*Requirement*
Retype all of the entries word for word.

╭─ Records for the exercise

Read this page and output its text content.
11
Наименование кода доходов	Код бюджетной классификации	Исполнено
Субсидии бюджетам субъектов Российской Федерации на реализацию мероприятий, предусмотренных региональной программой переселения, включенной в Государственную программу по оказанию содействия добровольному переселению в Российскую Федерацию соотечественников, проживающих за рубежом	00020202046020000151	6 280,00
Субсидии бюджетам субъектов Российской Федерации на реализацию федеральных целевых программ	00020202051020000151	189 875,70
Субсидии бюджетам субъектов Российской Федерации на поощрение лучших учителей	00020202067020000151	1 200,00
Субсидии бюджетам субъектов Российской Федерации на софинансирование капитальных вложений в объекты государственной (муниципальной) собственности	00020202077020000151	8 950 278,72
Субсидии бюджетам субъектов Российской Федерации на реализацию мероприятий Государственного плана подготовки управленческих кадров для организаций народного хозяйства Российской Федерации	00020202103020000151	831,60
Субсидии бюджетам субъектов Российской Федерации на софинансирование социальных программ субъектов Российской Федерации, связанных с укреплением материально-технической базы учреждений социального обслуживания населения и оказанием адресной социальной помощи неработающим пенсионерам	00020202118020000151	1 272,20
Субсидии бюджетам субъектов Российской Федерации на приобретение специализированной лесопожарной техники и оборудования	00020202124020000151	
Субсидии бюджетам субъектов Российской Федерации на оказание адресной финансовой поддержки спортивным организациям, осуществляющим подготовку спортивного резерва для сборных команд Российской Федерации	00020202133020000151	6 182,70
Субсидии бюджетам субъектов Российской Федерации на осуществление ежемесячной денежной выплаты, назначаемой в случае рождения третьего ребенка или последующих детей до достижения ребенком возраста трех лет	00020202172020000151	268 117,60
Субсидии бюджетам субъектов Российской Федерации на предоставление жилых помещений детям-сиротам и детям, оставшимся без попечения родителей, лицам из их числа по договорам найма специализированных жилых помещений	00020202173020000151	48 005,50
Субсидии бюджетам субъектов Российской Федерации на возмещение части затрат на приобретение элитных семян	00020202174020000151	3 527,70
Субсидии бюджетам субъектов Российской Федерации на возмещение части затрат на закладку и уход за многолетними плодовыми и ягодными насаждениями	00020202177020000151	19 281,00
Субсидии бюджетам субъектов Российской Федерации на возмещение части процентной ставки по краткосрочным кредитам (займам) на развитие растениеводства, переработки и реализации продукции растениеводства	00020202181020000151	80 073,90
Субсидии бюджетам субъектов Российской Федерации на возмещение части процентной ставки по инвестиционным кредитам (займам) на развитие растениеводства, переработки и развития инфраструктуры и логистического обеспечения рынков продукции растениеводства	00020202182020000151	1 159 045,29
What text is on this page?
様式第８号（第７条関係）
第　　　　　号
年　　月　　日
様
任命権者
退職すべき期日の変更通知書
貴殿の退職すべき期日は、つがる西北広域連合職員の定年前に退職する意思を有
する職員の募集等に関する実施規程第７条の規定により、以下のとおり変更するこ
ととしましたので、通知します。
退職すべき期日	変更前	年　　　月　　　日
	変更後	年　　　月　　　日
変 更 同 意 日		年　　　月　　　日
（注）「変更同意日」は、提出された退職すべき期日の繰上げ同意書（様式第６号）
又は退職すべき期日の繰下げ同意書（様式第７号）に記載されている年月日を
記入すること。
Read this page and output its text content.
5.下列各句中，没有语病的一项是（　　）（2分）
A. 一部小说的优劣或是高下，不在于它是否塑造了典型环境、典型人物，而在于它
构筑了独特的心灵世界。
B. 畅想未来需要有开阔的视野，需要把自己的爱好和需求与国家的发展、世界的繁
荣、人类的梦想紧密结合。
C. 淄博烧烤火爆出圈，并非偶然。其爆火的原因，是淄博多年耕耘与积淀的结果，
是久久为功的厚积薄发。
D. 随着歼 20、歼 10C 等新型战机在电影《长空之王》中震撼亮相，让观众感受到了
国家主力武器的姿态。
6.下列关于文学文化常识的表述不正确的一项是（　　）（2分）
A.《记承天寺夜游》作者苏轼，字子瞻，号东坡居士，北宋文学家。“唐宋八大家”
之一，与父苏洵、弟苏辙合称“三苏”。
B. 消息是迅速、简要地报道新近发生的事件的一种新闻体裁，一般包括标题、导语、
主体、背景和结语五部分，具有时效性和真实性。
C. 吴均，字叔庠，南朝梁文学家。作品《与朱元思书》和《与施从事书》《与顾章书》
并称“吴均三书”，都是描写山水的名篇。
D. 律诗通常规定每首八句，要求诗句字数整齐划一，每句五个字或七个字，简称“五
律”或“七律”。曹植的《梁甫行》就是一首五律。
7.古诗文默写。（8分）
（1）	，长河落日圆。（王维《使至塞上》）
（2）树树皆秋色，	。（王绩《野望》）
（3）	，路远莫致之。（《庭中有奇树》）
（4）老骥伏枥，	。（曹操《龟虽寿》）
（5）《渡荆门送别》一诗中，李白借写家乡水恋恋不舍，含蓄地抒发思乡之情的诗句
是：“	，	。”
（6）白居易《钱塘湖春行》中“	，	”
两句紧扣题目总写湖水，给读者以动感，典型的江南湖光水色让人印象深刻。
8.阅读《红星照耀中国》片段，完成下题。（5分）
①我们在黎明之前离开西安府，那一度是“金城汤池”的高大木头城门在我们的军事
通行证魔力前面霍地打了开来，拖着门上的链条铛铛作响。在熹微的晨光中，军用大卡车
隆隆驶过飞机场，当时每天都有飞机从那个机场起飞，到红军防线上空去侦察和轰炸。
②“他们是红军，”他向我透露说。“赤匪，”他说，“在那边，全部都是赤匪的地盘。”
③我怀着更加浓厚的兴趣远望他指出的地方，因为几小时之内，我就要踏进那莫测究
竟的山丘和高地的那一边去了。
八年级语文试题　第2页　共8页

╰─

*Solution below*
Read this page and output its text content.
11
Наименование кода доходов	Код бюджетной классификации	Исполнено
Субсидии бюджетам субъектов Российской Федерации на реализацию мероприятий, предусмотренных региональной программой переселения, включенной в Государственную программу по оказанию содействия добровольному переселению в Российскую Федерацию соотечественников, проживающих за рубежом	00020202046020000151	6 280,00
Субсидии бюджетам субъектов Российской Федерации на реализацию федеральных целевых программ	00020202051020000151	189 875,70
Субсидии бюджетам субъектов Российской Федерации на поощрение лучших учителей	00020202067020000151	1 200,00
Субсидии бюджетам субъектов Российской Федерации на софинансирование капитальных вложений в объекты государственной (муниципальной) собственности	00020202077020000151	8 950 278,72
Субсидии бюджетам субъектов Российской Федерации на реализацию мероприятий Государственного плана подготовки управленческих кадров для организаций народного хозяйства Российской Федерации	00020202103020000151	831,60
Субсидии бюджетам субъектов Российской Федерации на софинансирование социальных программ субъектов Российской Федерации, связанных с укреплением материально-технической базы учреждений социального обслуживания населения и оказанием адресной социальной помощи неработающим пенсионерам	00020202118020000151	1 272,20
Субсидии бюджетам субъектов Российской Федерации на приобретение специализированной лесопожарной техники и оборудования	00020202124020000151	
Субсидии бюджетам субъектов Российской Федерации на оказание адресной финансовой поддержки спортивным организациям, осуществляющим подготовку спортивного резерва для сборных команд Российской Федерации	00020202133020000151	6 182,70
Субсидии бюджетам субъектов Российской Федерации на осуществление ежемесячной денежной выплаты, назначаемой в случае рождения третьего ребенка или последующих детей до достижения ребенком возраста трех лет	00020202172020000151	268 117,60
Субсидии бюджетам субъектов Российской Федерации на предоставление жилых помещений детям-сиротам и детям, оставшимся без попечения родителей, лицам из их числа по договорам найма специализированных жилых помещений	00020202173020000151	48 005,50
Субсидии бюджетам субъектов Российской Федерации на возмещение части затрат на приобретение элитных семян	00020202174020000151	3 527,70
Субсидии бюджетам субъектов Российской Федерации на возмещение части затрат на закладку и уход за многолетними плодовыми и ягодными насаждениями	00020202177020000151	19 281,00
Субсидии бюджетам субъектов Российской Федерации на возмещение части процентной ставки по краткосрочным кредитам (займам) на развитие растениеводства, переработки и реализации продукции растениеводства	00020202181020000151	80 073,90
Субсидии бюджетам субъектов Российской Федерации на возмещение части процентной ставки по инвестиционным кредитам (займам) на развитие растениеводства, переработки и развития инфраструктуры и логистического обеспечения рынков продукции растениеводства	00020202182020000151	1 159 045,29
What text is on this page?
様式第８号（第７条関係）
第　　　　　号
年　　月　　日
様
任命権者
退職すべき期日の変更通知書
貴殿の退職すべき期日は、つがる西北広域連合職員の定年前に退職する意思を有
する職員の募集等に関する実施規程第７条の規定により、以下のとおり変更するこ
ととしましたので、通知します。
退職すべき期日	変更前	年　　　月　　　日
	変更後	年　　　月　　　日
変 更 同 意 日		年　　　月　　　日
（注）「変更同意日」は、提出された退職すべき期日の繰上げ同意書（様式第６号）
又は退職すべき期日の繰下げ同意書（様式第７号）に記載されている年月日を
記入すること。
Read this page and output its text content.
5.下列各句中，没有语病的一项是（　　）（2分）
A. 一部小说的优劣或是高下，不在于它是否塑造了典型环境、典型人物，而在于它
构筑了独特的心灵世界。
B. 畅想未来需要有开阔的视野，需要把自己的爱好和需求与国家的发展、世界的繁
荣、人类的梦想紧密结合。
C. 淄博烧烤火爆出圈，并非偶然。其爆火的原因，是淄博多年耕耘与积淀的结果，
是久久为功的厚积薄发。
D. 随着歼 20、歼 10C 等新型战机在电影《长空之王》中震撼亮相，让观众感受到了
国家主力武器的姿态。
6.下列关于文学文化常识的表述不正确的一项是（　　）（2分）
A.《记承天寺夜游》作者苏轼，字子瞻，号东坡居士，北宋文学家。“唐宋八大家”
之一，与父苏洵、弟苏辙合称“三苏”。
B. 消息是迅速、简要地报道新近发生的事件的一种新闻体裁，一般包括标题、导语、
主体、背景和结语五部分，具有时效性和真实性。
C. 吴均，字叔庠，南朝梁文学家。作品《与朱元思书》和《与施从事书》《与顾章书》
并称“吴均三书”，都是描写山水的名篇。
D. 律诗通常规定每首八句，要求诗句字数整齐划一，每句五个字或七个字，简称“五
律”或“七律”。曹植的《梁甫行》就是一首五律。
7.古诗文默写。（8分）
（1）	，长河落日圆。（王维《使至塞上》）
（2）树树皆秋色，	。（王绩《野望》）
（3）	，路远莫致之。（《庭中有奇树》）
（4）老骥伏枥，	。（曹操《龟虽寿》）
（5）《渡荆门送别》一诗中，李白借写家乡水恋恋不舍，含蓄地抒发思乡之情的诗句
是：“	，	。”
（6）白居易《钱塘湖春行》中“	，	”
两句紧扣题目总写湖水，给读者以动感，典型的江南湖光水色让人印象深刻。
8.阅读《红星照耀中国》片段，完成下题。（5分）
①我们在黎明之前离开西安府，那一度是“金城汤池”的高大木头城门在我们的军事
通行证魔力前面霍地打了开来，拖着门上的链条铛铛作响。在熹微的晨光中，军用大卡车
隆隆驶过飞机场，当时每天都有飞机从那个机场起飞，到红军防线上空去侦察和轰炸。
②“他们是红军，”他向我透露说。“赤匪，”他说，“在那边，全部都是赤匪的地盘。”
③我怀着更加浓厚的兴趣远望他指出的地方，因为几小时之内，我就要踏进那莫测究
竟的山丘和高地的那一边去了。
八年级语文试题　第2页　共8页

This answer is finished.